## Problem description
Without altering anything, repeat each of the records.

## Input rows
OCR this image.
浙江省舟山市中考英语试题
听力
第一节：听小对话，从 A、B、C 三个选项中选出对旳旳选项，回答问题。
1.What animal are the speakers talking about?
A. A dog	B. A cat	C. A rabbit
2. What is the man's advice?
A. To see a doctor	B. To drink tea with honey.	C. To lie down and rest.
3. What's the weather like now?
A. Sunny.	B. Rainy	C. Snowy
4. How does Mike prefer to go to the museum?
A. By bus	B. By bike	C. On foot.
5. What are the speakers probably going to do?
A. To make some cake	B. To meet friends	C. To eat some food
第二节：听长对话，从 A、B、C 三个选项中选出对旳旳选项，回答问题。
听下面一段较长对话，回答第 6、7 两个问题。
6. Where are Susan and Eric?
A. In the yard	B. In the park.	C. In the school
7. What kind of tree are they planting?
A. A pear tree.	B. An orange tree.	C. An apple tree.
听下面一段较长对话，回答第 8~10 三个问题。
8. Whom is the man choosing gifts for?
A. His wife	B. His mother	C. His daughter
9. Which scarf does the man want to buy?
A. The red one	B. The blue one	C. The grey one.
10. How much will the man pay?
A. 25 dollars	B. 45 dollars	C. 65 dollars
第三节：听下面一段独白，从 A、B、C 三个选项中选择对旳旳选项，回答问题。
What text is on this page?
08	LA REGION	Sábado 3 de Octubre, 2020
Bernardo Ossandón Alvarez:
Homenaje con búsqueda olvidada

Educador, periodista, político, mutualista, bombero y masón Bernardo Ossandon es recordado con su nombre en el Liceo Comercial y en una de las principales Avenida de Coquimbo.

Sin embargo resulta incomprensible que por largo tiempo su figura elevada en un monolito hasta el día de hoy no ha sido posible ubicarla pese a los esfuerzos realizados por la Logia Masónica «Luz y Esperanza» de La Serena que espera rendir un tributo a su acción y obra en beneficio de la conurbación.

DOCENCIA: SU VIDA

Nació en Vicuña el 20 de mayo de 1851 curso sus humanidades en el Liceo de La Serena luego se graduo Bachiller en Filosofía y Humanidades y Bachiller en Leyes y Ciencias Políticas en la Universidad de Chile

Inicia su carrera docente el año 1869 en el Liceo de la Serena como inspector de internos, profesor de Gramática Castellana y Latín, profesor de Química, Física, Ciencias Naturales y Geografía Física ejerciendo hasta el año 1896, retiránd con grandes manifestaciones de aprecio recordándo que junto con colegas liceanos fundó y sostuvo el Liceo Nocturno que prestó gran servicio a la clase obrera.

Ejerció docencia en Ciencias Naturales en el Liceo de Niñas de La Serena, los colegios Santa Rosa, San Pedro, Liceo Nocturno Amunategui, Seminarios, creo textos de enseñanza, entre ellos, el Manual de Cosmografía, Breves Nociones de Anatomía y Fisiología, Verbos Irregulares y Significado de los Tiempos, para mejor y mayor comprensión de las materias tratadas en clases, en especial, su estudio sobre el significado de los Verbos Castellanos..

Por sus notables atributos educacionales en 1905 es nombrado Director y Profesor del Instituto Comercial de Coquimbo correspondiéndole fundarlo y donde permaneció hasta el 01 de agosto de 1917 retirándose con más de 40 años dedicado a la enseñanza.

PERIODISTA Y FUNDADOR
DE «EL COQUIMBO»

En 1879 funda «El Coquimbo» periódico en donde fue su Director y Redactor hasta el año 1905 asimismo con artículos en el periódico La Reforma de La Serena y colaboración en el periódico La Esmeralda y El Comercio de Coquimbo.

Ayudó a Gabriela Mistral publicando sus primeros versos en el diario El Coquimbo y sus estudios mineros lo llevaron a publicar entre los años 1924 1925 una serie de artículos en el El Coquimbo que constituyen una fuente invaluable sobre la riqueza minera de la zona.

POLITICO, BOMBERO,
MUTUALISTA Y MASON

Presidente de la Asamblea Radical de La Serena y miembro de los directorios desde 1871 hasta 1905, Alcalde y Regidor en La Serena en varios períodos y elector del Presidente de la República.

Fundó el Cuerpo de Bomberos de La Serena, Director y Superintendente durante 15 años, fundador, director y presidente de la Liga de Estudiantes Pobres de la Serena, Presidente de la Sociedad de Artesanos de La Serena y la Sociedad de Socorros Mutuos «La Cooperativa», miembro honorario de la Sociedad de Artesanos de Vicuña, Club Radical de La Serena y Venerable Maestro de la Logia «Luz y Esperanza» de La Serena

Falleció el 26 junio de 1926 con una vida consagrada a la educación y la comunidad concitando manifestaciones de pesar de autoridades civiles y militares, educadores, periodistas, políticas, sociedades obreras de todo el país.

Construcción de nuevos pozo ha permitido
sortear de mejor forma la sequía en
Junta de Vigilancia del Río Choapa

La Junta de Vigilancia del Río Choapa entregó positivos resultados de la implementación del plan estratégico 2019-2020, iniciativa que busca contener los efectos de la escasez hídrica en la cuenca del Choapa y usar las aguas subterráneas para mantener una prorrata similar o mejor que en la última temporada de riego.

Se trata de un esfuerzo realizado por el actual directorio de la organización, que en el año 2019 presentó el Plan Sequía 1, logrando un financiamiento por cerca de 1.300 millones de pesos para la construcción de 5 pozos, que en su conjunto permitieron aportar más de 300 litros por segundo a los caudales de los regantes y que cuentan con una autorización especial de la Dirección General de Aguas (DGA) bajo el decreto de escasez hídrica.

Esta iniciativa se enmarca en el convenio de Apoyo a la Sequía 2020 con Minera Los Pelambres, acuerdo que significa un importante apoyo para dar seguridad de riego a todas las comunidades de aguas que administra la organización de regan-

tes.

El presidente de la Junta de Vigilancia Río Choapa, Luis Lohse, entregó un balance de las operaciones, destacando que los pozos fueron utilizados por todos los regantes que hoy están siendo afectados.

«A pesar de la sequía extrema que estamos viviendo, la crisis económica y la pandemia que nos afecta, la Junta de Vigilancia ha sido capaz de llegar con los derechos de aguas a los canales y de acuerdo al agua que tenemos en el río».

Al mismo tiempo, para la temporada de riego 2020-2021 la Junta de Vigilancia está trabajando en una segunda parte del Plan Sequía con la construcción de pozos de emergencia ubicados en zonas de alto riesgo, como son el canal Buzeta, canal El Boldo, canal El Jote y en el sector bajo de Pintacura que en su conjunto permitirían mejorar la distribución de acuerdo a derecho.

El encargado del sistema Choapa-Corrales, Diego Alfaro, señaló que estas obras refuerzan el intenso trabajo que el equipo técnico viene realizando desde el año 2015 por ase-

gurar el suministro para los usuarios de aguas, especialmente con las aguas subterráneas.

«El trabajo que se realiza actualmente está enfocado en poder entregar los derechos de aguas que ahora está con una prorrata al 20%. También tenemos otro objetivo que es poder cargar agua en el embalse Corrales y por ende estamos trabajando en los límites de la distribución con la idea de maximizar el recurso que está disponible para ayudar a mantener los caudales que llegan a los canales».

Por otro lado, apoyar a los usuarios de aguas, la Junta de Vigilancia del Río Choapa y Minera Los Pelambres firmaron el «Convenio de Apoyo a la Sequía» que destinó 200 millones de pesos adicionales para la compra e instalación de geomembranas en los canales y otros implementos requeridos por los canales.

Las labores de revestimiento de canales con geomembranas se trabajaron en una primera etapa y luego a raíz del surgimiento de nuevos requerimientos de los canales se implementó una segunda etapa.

## Answer below
OCR this image.
浙江省舟山市中考英语试题
听力
第一节：听小对话，从 A、B、C 三个选项中选出对旳旳选项，回答问题。
1.What animal are the speakers talking about?
A. A dog	B. A cat	C. A rabbit
2. What is the man's advice?
A. To see a doctor	B. To drink tea with honey.	C. To lie down and rest.
3. What's the weather like now?
A. Sunny.	B. Rainy	C. Snowy
4. How does Mike prefer to go to the museum?
A. By bus	B. By bike	C. On foot.
5. What are the speakers probably going to do?
A. To make some cake	B. To meet friends	C. To eat some food
第二节：听长对话，从 A、B、C 三个选项中选出对旳旳选项，回答问题。
听下面一段较长对话，回答第 6、7 两个问题。
6. Where are Susan and Eric?
A. In the yard	B. In the park.	C. In the school
7. What kind of tree are they planting?
A. A pear tree.	B. An orange tree.	C. An apple tree.
听下面一段较长对话，回答第 8~10 三个问题。
8. Whom is the man choosing gifts for?
A. His wife	B. His mother	C. His daughter
9. Which scarf does the man want to buy?
A. The red one	B. The blue one	C. The grey one.
10. How much will the man pay?
A. 25 dollars	B. 45 dollars	C. 65 dollars
第三节：听下面一段独白，从 A、B、C 三个选项中选择对旳旳选项，回答问题。
What text is on this page?
08	LA REGION	Sábado 3 de Octubre, 2020
Bernardo Ossandón Alvarez:
Homenaje con búsqueda olvidada

Educador, periodista, político, mutualista, bombero y masón Bernardo Ossandon es recordado con su nombre en el Liceo Comercial y en una de las principales Avenida de Coquimbo.

Sin embargo resulta incomprensible que por largo tiempo su figura elevada en un monolito hasta el día de hoy no ha sido posible ubicarla pese a los esfuerzos realizados por la Logia Masónica «Luz y Esperanza» de La Serena que espera rendir un tributo a su acción y obra en beneficio de la conurbación.

DOCENCIA: SU VIDA

Nació en Vicuña el 20 de mayo de 1851 curso sus humanidades en el Liceo de La Serena luego se graduo Bachiller en Filosofía y Humanidades y Bachiller en Leyes y Ciencias Políticas en la Universidad de Chile

Inicia su carrera docente el año 1869 en el Liceo de la Serena como inspector de internos, profesor de Gramática Castellana y Latín, profesor de Química, Física, Ciencias Naturales y Geografía Física ejerciendo hasta el año 1896, retiránd con grandes manifestaciones de aprecio recordándo que junto con colegas liceanos fundó y sostuvo el Liceo Nocturno que prestó gran servicio a la clase obrera.

Ejerció docencia en Ciencias Naturales en el Liceo de Niñas de La Serena, los colegios Santa Rosa, San Pedro, Liceo Nocturno Amunategui, Seminarios, creo textos de enseñanza, entre ellos, el Manual de Cosmografía, Breves Nociones de Anatomía y Fisiología, Verbos Irregulares y Significado de los Tiempos, para mejor y mayor comprensión de las materias tratadas en clases, en especial, su estudio sobre el significado de los Verbos Castellanos..

Por sus notables atributos educacionales en 1905 es nombrado Director y Profesor del Instituto Comercial de Coquimbo correspondiéndole fundarlo y donde permaneció hasta el 01 de agosto de 1917 retirándose con más de 40 años dedicado a la enseñanza.

PERIODISTA Y FUNDADOR
DE «EL COQUIMBO»

En 1879 funda «El Coquimbo» periódico en donde fue su Director y Redactor hasta el año 1905 asimismo con artículos en el periódico La Reforma de La Serena y colaboración en el periódico La Esmeralda y El Comercio de Coquimbo.

Ayudó a Gabriela Mistral publicando sus primeros versos en el diario El Coquimbo y sus estudios mineros lo llevaron a publicar entre los años 1924 1925 una serie de artículos en el El Coquimbo que constituyen una fuente invaluable sobre la riqueza minera de la zona.

POLITICO, BOMBERO,
MUTUALISTA Y MASON

Presidente de la Asamblea Radical de La Serena y miembro de los directorios desde 1871 hasta 1905, Alcalde y Regidor en La Serena en varios períodos y elector del Presidente de la República.

Fundó el Cuerpo de Bomberos de La Serena, Director y Superintendente durante 15 años, fundador, director y presidente de la Liga de Estudiantes Pobres de la Serena, Presidente de la Sociedad de Artesanos de La Serena y la Sociedad de Socorros Mutuos «La Cooperativa», miembro honorario de la Sociedad de Artesanos de Vicuña, Club Radical de La Serena y Venerable Maestro de la Logia «Luz y Esperanza» de La Serena

Falleció el 26 junio de 1926 con una vida consagrada a la educación y la comunidad concitando manifestaciones de pesar de autoridades civiles y militares, educadores, periodistas, políticas, sociedades obreras de todo el país.

Construcción de nuevos pozo ha permitido
sortear de mejor forma la sequía en
Junta de Vigilancia del Río Choapa

La Junta de Vigilancia del Río Choapa entregó positivos resultados de la implementación del plan estratégico 2019-2020, iniciativa que busca contener los efectos de la escasez hídrica en la cuenca del Choapa y usar las aguas subterráneas para mantener una prorrata similar o mejor que en la última temporada de riego.

Se trata de un esfuerzo realizado por el actual directorio de la organización, que en el año 2019 presentó el Plan Sequía 1, logrando un financiamiento por cerca de 1.300 millones de pesos para la construcción de 5 pozos, que en su conjunto permitieron aportar más de 300 litros por segundo a los caudales de los regantes y que cuentan con una autorización especial de la Dirección General de Aguas (DGA) bajo el decreto de escasez hídrica.

Esta iniciativa se enmarca en el convenio de Apoyo a la Sequía 2020 con Minera Los Pelambres, acuerdo que significa un importante apoyo para dar seguridad de riego a todas las comunidades de aguas que administra la organización de regan-

tes.

El presidente de la Junta de Vigilancia Río Choapa, Luis Lohse, entregó un balance de las operaciones, destacando que los pozos fueron utilizados por todos los regantes que hoy están siendo afectados.

«A pesar de la sequía extrema que estamos viviendo, la crisis económica y la pandemia que nos afecta, la Junta de Vigilancia ha sido capaz de llegar con los derechos de aguas a los canales y de acuerdo al agua que tenemos en el río».

Al mismo tiempo, para la temporada de riego 2020-2021 la Junta de Vigilancia está trabajando en una segunda parte del Plan Sequía con la construcción de pozos de emergencia ubicados en zonas de alto riesgo, como son el canal Buzeta, canal El Boldo, canal El Jote y en el sector bajo de Pintacura que en su conjunto permitirían mejorar la distribución de acuerdo a derecho.

El encargado del sistema Choapa-Corrales, Diego Alfaro, señaló que estas obras refuerzan el intenso trabajo que el equipo técnico viene realizando desde el año 2015 por ase-

gurar el suministro para los usuarios de aguas, especialmente con las aguas subterráneas.

«El trabajo que se realiza actualmente está enfocado en poder entregar los derechos de aguas que ahora está con una prorrata al 20%. También tenemos otro objetivo que es poder cargar agua en el embalse Corrales y por ende estamos trabajando en los límites de la distribución con la idea de maximizar el recurso que está disponible para ayudar a mantener los caudales que llegan a los canales».

Por otro lado, apoyar a los usuarios de aguas, la Junta de Vigilancia del Río Choapa y Minera Los Pelambres firmaron el «Convenio de Apoyo a la Sequía» que destinó 200 millones de pesos adicionales para la compra e instalación de geomembranas en los canales y otros implementos requeridos por los canales.

Las labores de revestimiento de canales con geomembranas se trabajaron en una primera etapa y luego a raíz del surgimiento de nuevos requerimientos de los canales se implementó una segunda etapa.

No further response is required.